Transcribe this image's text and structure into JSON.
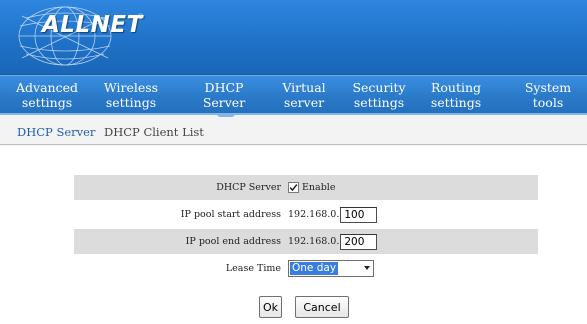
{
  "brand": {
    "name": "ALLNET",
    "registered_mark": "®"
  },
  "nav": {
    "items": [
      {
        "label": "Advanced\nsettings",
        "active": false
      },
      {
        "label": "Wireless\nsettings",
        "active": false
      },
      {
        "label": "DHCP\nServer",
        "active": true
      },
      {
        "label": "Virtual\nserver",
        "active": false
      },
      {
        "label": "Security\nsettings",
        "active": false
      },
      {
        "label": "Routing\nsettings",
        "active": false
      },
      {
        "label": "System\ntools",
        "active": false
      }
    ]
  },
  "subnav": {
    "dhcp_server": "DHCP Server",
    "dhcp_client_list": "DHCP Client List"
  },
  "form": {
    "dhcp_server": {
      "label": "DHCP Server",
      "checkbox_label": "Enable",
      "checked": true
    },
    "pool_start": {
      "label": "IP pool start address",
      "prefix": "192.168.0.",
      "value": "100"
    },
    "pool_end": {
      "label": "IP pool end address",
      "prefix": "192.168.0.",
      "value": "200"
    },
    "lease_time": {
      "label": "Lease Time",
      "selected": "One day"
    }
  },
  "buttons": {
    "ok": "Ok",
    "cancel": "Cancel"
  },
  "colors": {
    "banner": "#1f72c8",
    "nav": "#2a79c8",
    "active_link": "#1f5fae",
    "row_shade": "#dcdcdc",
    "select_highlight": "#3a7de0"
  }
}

■ ■ ■ ■ ■ ■ ■

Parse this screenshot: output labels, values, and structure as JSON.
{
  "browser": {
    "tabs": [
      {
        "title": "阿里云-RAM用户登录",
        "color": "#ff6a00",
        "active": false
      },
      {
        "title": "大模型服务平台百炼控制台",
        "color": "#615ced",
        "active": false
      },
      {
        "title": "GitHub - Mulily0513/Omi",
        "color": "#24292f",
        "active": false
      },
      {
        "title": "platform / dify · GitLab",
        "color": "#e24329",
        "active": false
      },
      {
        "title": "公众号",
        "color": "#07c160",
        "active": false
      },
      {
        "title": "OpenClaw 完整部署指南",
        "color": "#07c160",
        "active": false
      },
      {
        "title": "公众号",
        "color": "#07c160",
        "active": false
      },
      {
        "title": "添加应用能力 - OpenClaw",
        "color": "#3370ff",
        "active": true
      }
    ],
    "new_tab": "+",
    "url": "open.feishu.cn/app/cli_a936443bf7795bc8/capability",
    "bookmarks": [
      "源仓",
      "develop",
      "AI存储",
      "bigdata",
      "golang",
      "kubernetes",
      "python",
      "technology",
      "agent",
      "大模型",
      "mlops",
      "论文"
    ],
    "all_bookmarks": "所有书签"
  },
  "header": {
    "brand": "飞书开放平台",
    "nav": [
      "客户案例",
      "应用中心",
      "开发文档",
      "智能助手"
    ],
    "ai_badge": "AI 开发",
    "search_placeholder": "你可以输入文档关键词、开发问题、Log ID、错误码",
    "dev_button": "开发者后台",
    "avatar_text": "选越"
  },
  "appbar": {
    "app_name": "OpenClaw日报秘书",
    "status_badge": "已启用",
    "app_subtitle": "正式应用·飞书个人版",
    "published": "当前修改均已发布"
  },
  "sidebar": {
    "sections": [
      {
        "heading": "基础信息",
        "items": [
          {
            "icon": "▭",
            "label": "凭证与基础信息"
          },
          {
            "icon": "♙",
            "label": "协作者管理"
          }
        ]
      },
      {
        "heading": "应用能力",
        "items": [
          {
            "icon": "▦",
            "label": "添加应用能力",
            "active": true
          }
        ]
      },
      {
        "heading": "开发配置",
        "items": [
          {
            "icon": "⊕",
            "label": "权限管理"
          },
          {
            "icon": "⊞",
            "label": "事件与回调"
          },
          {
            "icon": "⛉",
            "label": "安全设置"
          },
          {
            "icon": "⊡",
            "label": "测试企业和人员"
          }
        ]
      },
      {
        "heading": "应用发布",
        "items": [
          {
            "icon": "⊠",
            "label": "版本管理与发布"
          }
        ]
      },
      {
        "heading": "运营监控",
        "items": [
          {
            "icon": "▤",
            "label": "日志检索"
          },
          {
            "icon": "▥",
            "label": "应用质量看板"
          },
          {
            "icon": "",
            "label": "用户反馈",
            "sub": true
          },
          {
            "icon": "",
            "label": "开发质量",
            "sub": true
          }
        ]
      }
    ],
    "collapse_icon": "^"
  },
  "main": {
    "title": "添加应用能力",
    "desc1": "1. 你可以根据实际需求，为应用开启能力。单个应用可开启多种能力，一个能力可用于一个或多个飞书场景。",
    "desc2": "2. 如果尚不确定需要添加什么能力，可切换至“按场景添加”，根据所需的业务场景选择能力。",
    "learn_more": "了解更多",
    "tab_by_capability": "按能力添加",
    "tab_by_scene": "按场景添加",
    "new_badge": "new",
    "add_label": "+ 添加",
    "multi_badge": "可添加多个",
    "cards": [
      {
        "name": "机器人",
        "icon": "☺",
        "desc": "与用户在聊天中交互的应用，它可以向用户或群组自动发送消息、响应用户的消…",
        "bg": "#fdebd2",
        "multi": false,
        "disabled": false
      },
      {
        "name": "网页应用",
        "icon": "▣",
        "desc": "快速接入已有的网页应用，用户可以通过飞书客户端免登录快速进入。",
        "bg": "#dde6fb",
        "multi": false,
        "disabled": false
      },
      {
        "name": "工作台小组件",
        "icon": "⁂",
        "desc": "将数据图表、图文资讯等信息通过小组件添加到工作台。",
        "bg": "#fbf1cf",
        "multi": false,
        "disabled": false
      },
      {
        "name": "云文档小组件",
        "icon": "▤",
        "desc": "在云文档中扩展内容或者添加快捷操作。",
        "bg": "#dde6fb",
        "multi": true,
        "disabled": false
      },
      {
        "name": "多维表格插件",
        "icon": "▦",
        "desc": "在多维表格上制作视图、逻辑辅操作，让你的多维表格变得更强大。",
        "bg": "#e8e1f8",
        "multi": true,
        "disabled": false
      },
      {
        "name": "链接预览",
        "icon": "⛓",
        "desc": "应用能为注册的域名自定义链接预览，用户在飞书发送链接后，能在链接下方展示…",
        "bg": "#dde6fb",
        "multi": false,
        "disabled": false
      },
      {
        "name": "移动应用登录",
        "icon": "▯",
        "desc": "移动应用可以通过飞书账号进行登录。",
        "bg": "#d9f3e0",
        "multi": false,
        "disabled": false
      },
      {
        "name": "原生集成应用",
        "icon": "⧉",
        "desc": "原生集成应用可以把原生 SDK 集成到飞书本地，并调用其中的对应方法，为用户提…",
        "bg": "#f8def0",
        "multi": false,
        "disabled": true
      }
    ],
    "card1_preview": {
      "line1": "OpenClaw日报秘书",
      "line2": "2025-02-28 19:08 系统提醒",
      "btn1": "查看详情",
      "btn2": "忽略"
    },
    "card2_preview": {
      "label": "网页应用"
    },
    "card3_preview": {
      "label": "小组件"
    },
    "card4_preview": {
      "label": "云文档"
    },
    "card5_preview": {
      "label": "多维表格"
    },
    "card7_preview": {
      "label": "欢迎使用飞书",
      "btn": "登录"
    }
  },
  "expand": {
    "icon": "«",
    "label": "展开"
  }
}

■ ■ ■ ■ ■ ■ ■

SHORT TASK:
Copy and report every line where the word "heading" is present.

ANSWER IN FULL:
        "heading": "基础信息",
        "heading": "应用能力",
        "heading": "开发配置",
        "heading": "应用发布",
        "heading": "运营监控",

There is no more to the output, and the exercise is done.